• Work to complete
Below are the records; copy each line in them that holds the word "Intuiția".

Stored entries:
- - -

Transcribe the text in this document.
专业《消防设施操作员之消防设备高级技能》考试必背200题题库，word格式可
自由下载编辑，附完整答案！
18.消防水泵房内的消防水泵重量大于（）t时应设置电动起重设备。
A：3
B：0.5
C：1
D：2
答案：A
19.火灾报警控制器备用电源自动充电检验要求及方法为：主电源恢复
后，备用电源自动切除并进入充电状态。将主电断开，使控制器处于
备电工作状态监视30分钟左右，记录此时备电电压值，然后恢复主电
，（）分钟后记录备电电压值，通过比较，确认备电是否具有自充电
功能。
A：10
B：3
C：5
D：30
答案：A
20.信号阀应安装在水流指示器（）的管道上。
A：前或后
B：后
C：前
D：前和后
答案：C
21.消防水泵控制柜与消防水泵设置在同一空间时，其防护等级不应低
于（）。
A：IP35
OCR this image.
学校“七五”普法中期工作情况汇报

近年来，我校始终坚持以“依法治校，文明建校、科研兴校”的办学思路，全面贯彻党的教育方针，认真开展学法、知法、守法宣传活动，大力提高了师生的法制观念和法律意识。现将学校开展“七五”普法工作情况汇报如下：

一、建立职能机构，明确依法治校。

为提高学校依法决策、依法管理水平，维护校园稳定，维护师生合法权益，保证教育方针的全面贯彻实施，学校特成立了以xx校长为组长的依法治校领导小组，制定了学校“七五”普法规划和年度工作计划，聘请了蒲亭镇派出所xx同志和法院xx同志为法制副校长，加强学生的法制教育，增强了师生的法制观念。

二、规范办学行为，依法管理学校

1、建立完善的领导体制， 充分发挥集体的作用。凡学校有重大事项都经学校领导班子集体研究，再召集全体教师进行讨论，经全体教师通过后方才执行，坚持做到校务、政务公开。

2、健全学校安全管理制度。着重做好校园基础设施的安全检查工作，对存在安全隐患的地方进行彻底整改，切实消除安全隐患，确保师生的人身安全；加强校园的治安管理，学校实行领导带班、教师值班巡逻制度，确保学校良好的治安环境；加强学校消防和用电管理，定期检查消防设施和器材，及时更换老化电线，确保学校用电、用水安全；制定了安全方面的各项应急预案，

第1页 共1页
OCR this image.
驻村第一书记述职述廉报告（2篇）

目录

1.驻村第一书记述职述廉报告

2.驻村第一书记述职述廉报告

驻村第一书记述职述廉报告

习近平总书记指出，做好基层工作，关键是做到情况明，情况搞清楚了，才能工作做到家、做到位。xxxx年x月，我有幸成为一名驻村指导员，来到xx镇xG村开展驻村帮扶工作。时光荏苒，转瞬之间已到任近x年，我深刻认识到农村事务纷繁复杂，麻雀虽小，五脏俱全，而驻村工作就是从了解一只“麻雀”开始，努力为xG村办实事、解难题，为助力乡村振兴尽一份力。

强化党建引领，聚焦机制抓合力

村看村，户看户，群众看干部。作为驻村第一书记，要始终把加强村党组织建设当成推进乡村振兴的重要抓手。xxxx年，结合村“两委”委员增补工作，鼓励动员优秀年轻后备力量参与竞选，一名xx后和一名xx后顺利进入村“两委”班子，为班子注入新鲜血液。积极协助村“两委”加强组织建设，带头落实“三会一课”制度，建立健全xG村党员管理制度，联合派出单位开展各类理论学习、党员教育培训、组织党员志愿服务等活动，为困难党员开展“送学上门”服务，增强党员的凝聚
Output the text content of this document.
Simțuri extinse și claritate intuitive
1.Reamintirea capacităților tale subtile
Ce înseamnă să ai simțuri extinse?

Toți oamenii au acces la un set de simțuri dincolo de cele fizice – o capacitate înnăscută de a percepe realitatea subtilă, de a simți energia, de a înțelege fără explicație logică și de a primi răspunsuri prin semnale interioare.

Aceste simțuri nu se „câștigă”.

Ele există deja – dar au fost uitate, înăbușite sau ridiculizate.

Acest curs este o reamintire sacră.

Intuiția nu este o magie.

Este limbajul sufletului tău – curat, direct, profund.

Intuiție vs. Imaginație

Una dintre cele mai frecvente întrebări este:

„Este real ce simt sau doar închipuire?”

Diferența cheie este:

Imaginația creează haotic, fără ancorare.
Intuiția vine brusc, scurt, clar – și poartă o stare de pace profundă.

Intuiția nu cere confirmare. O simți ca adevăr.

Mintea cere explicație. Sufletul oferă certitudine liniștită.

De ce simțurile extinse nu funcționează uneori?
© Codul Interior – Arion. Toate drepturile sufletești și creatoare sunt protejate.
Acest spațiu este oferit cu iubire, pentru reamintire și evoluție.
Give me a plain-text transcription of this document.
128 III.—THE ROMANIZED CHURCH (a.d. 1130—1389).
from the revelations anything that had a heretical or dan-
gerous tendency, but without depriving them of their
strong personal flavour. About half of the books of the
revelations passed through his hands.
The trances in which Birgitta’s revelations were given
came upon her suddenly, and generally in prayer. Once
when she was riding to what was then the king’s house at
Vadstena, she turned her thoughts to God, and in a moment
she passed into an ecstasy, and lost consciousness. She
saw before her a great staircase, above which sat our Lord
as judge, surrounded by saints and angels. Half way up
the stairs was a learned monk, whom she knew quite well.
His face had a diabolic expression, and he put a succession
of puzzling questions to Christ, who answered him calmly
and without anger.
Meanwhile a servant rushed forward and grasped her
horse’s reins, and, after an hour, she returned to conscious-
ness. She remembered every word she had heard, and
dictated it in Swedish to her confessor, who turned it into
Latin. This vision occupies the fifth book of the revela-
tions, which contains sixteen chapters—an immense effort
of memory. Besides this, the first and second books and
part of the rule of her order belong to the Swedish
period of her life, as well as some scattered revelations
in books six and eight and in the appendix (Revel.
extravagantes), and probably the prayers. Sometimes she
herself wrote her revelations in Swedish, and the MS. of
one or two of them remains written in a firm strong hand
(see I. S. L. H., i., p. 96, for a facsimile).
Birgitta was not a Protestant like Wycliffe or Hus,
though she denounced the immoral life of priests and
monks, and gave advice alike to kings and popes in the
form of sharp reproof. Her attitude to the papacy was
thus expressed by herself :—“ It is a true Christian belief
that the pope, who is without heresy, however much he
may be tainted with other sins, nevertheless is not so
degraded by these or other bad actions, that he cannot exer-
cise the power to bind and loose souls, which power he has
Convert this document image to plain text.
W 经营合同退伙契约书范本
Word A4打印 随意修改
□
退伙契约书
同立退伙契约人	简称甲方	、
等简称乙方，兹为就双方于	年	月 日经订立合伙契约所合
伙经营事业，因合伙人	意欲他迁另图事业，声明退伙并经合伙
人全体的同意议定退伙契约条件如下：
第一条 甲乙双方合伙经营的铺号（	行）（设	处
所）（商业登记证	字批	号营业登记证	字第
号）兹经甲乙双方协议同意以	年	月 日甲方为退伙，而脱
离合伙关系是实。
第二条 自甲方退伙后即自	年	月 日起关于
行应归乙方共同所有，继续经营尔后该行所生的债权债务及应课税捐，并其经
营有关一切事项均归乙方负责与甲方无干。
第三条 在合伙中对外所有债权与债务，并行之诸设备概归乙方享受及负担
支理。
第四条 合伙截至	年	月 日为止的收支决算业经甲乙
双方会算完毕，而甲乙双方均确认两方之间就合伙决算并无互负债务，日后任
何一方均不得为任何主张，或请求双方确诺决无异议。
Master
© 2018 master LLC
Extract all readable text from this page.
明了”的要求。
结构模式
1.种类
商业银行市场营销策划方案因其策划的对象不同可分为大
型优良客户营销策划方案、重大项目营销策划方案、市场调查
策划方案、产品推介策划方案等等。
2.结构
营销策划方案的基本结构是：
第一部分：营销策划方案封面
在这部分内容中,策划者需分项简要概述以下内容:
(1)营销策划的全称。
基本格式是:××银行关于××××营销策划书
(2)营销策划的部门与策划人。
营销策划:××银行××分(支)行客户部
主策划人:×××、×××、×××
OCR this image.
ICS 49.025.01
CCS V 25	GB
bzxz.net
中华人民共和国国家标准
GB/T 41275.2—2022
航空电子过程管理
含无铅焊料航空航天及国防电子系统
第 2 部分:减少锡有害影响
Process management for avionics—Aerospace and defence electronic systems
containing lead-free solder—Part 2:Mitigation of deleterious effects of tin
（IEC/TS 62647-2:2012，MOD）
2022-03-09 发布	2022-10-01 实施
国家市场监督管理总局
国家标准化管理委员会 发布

- - -

• Full solution
Intuiția nu este o magie.
Intuiția vine brusc, scurt, clar – și poartă o stare de pace profundă.
Intuiția nu cere confirmare. O simți ca adevăr.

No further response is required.